Exercise material:
________________________

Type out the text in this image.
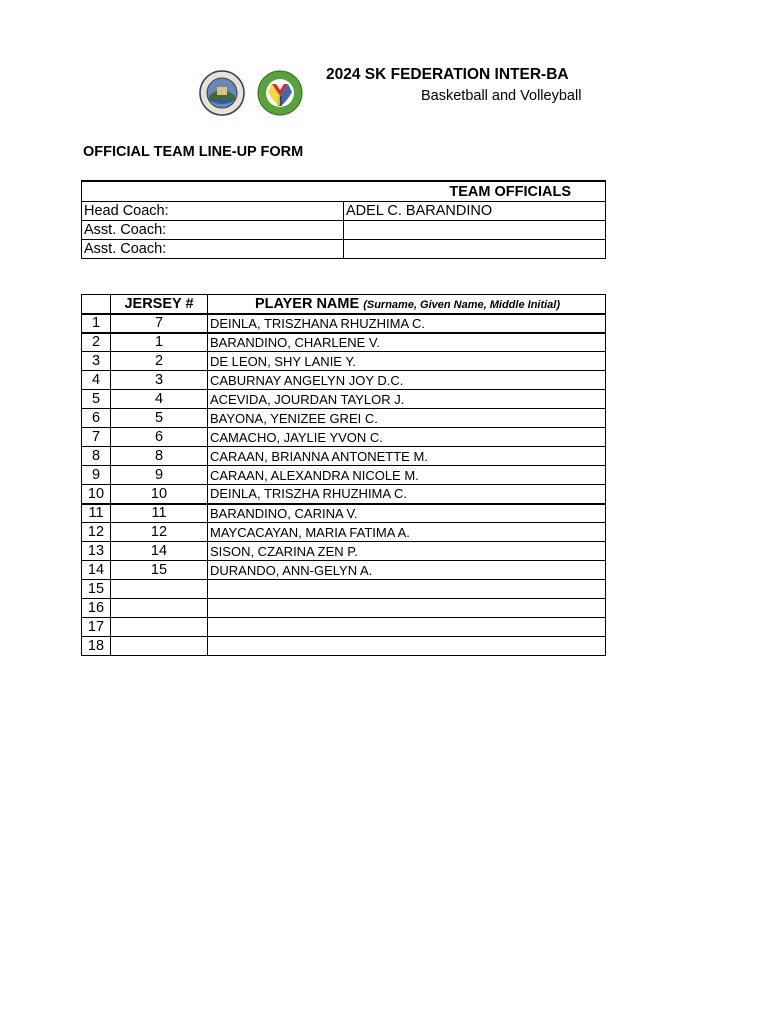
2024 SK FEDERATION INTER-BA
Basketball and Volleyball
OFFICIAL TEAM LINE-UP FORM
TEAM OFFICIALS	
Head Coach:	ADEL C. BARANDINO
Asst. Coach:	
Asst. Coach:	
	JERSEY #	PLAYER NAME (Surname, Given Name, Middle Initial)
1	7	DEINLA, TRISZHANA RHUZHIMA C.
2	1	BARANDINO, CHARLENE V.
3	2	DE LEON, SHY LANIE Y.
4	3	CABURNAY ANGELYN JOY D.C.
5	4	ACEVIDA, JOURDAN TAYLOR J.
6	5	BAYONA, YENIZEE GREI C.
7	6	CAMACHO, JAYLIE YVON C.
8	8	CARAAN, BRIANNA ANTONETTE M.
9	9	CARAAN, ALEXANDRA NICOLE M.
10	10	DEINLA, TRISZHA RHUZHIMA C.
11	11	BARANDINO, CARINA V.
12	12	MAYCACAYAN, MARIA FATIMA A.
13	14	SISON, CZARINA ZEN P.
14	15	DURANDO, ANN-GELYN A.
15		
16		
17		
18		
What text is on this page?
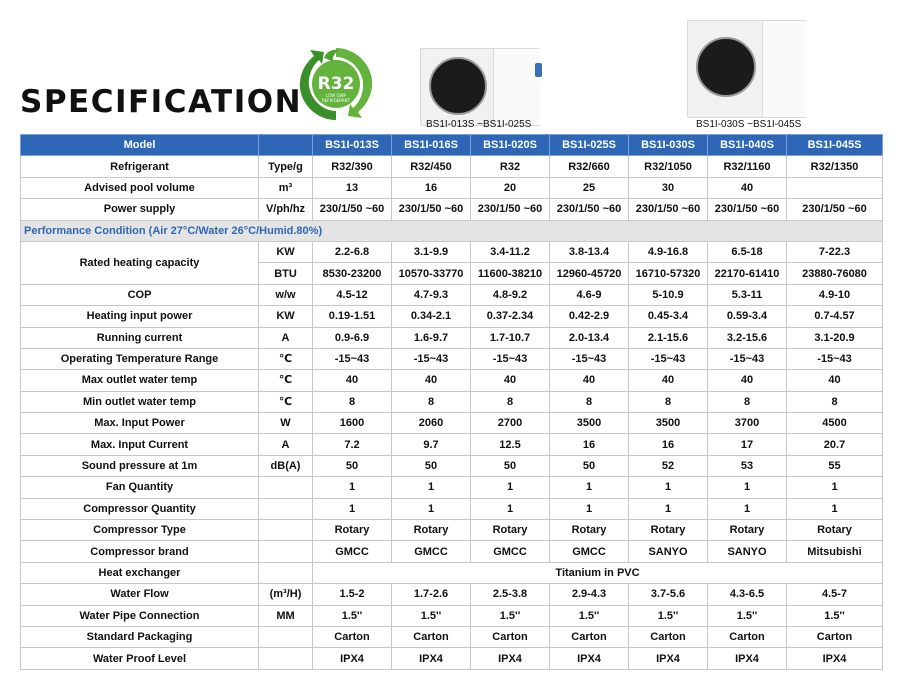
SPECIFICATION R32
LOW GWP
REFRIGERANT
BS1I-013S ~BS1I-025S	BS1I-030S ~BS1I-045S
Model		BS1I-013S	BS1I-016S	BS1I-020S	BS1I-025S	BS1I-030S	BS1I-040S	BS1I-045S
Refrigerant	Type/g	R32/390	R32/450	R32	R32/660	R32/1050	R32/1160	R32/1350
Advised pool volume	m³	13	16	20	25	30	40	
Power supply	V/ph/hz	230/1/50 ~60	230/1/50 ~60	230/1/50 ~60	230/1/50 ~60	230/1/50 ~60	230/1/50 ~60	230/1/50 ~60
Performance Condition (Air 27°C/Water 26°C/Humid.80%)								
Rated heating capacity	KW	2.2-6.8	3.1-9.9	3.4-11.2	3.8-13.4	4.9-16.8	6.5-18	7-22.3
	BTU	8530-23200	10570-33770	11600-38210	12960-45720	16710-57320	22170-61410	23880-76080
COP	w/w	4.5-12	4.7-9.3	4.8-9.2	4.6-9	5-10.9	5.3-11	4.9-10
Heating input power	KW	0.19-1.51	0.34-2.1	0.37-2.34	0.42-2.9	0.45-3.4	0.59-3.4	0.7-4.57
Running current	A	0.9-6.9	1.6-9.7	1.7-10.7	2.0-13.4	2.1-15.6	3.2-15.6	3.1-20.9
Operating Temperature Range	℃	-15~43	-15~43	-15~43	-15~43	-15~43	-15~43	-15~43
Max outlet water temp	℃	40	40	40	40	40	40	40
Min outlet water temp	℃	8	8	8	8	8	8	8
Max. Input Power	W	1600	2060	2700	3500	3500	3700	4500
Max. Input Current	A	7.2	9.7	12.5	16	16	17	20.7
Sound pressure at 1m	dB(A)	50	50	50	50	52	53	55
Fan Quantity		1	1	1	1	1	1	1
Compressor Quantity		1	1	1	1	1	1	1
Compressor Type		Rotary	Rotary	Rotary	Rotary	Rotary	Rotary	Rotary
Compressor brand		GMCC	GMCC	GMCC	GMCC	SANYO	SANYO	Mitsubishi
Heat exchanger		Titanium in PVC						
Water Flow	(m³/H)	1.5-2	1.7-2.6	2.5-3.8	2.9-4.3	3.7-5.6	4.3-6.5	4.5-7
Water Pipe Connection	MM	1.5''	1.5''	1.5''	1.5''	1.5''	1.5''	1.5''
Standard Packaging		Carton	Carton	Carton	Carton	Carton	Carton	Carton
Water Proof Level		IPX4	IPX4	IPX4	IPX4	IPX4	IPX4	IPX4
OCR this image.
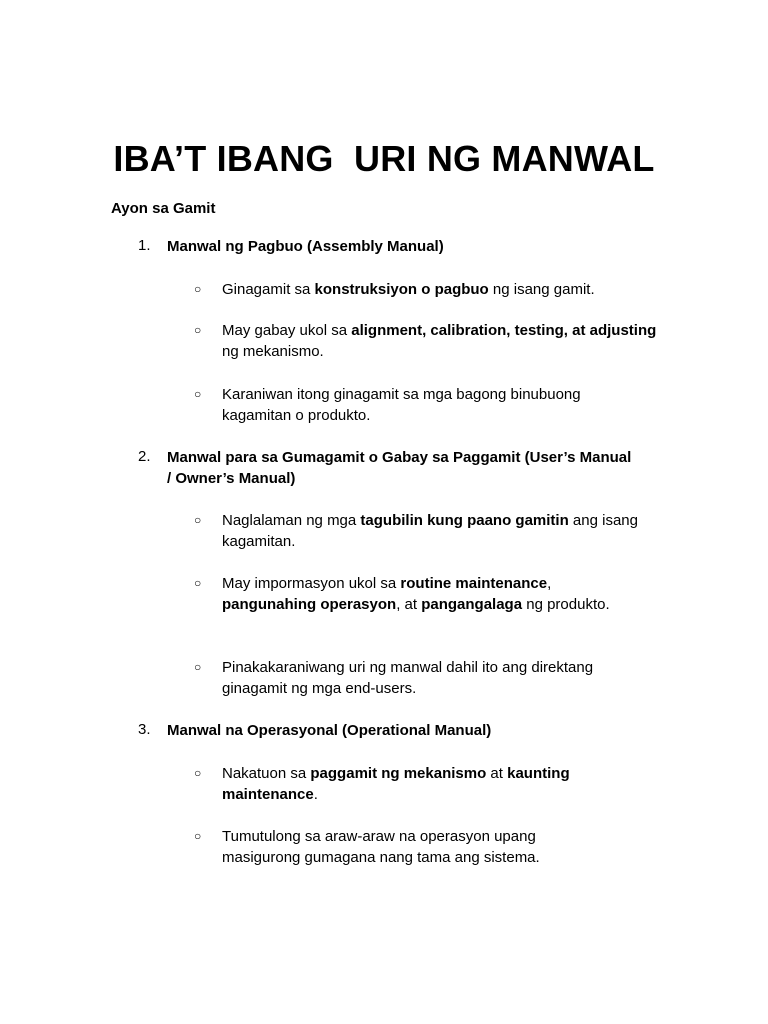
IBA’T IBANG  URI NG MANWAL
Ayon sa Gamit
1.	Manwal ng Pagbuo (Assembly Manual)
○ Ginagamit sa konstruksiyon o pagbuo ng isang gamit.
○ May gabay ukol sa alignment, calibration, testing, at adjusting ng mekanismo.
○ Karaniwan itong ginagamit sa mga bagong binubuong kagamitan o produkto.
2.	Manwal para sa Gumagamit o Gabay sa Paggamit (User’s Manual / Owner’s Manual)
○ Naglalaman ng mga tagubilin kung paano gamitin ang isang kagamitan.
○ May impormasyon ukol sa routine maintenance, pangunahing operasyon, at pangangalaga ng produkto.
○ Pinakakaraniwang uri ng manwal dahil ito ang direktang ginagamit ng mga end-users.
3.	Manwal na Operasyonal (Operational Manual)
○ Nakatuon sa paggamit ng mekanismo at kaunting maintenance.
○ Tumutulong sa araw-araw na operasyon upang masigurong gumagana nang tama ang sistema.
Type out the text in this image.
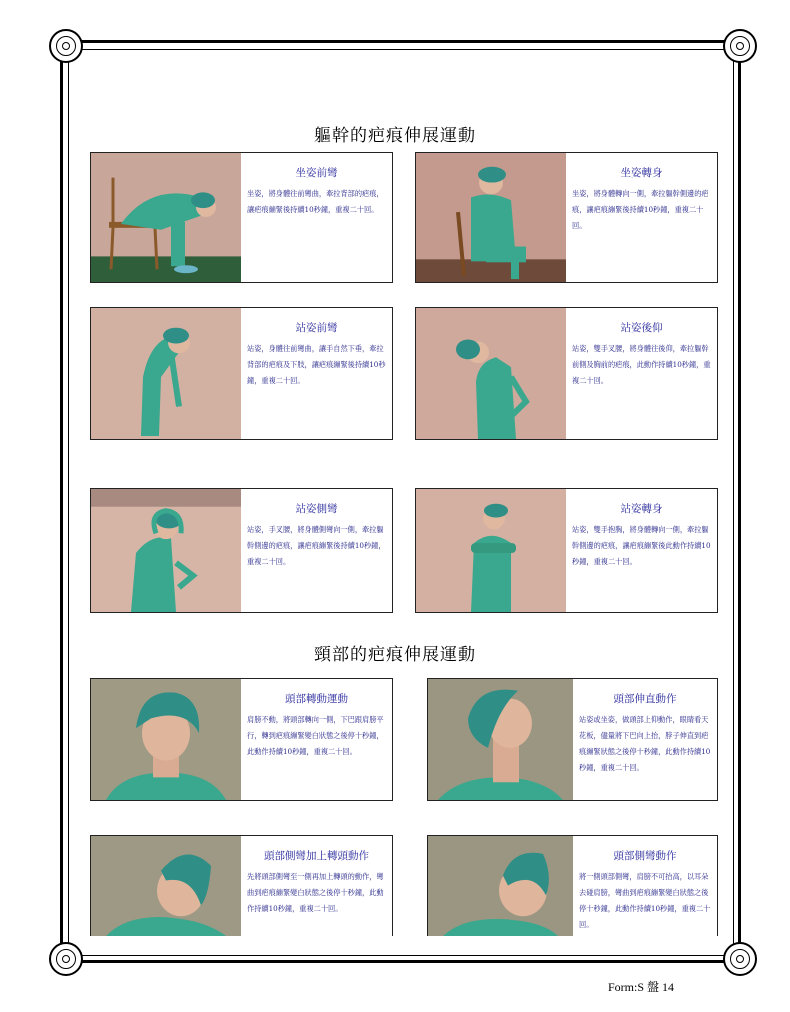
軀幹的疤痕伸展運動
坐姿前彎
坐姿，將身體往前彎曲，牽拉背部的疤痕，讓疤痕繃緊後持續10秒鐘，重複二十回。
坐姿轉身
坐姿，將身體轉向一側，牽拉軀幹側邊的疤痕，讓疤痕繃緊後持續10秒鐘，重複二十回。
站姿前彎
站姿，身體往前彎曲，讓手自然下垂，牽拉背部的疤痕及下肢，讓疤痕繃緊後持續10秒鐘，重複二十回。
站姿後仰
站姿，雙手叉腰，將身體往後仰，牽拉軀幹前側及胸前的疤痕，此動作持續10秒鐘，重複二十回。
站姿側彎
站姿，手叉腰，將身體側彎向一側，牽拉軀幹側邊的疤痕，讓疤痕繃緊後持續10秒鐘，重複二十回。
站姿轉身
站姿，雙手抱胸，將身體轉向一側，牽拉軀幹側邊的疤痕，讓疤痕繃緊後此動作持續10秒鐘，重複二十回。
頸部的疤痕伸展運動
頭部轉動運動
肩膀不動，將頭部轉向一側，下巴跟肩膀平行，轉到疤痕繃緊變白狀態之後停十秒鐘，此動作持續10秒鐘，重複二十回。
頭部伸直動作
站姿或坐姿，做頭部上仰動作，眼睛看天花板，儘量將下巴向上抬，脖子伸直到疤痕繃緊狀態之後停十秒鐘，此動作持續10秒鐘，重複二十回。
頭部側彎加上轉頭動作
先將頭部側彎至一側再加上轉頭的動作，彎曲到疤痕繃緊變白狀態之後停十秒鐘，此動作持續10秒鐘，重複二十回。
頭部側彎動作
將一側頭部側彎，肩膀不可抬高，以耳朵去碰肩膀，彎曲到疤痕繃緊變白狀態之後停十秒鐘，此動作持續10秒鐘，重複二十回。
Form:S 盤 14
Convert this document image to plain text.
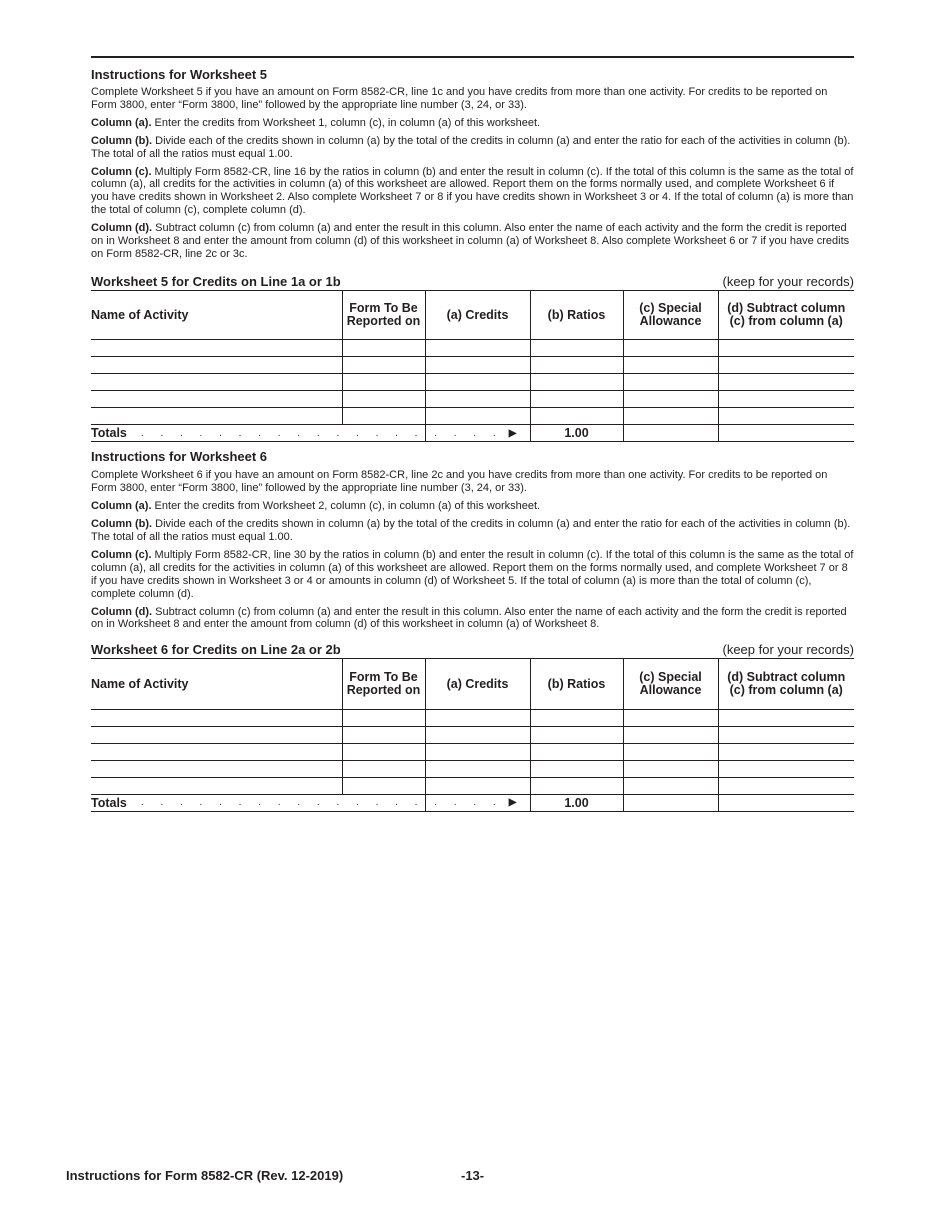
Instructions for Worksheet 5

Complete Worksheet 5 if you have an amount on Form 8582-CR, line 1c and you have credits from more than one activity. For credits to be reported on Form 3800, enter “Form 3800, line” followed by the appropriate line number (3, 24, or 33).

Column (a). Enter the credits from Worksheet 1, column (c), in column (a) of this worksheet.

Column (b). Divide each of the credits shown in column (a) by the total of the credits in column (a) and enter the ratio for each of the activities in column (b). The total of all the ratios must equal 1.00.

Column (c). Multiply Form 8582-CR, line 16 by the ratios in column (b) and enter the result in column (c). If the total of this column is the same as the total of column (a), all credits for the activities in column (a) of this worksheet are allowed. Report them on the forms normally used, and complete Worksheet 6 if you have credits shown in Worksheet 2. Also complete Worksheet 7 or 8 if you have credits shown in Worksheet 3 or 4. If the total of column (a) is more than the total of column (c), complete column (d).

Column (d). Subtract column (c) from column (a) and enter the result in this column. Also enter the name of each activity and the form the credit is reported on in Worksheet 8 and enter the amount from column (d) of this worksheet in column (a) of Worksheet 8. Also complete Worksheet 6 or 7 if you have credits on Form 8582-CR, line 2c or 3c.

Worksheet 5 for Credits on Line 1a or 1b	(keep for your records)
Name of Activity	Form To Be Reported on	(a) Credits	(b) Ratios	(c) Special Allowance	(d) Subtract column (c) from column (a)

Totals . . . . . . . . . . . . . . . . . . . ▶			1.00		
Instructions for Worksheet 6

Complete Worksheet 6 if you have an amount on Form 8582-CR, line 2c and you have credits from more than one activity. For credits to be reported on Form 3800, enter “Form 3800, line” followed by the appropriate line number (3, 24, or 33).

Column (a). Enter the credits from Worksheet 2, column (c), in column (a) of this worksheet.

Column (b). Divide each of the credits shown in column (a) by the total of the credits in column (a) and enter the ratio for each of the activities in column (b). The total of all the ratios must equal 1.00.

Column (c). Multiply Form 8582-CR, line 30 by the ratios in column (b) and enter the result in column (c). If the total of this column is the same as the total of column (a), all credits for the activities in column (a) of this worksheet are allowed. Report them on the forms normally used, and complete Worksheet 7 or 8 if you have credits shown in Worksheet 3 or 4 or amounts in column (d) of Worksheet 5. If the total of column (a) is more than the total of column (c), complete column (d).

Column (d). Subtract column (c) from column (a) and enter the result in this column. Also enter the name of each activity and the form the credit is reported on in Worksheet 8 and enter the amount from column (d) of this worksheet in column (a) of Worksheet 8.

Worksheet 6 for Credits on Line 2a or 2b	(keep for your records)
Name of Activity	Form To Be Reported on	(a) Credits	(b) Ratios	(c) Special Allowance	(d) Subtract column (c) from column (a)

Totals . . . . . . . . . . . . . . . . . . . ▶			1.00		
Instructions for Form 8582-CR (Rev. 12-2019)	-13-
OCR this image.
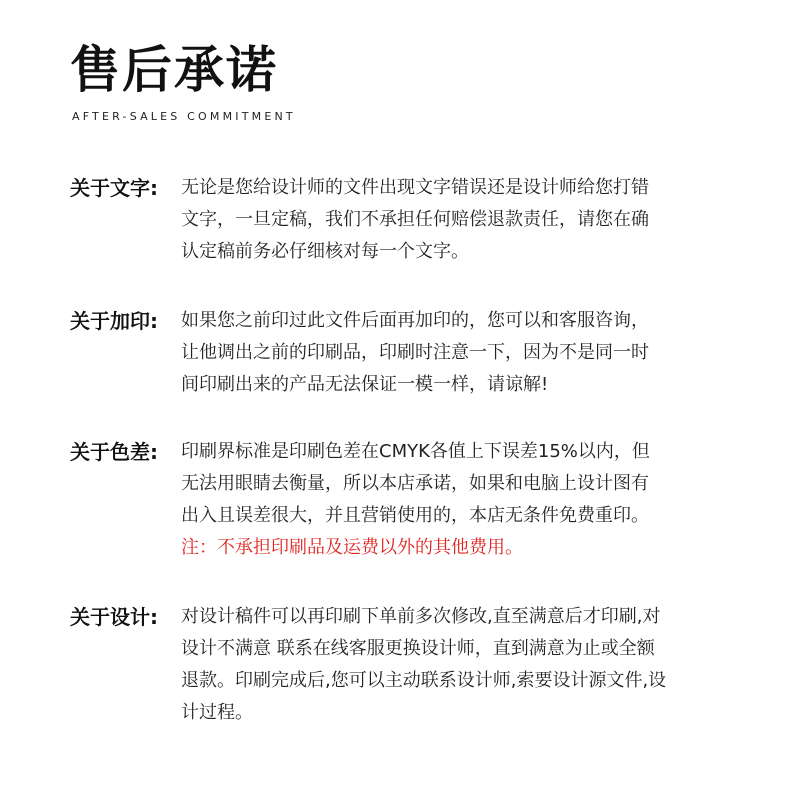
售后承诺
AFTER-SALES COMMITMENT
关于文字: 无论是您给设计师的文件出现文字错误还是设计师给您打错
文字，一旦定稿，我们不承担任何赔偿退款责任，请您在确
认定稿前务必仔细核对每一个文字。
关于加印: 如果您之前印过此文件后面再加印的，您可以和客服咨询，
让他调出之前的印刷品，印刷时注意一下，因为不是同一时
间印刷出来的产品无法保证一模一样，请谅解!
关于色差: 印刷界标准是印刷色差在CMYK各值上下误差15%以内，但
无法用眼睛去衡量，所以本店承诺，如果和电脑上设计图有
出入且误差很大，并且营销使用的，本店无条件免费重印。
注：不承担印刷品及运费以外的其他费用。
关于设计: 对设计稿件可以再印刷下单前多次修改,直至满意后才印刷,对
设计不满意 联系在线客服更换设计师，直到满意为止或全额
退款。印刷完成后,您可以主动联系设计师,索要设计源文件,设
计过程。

________________________

What to work on: In the entries above, count each line holding "Multiply" and report the total and nothing more.

The response: 2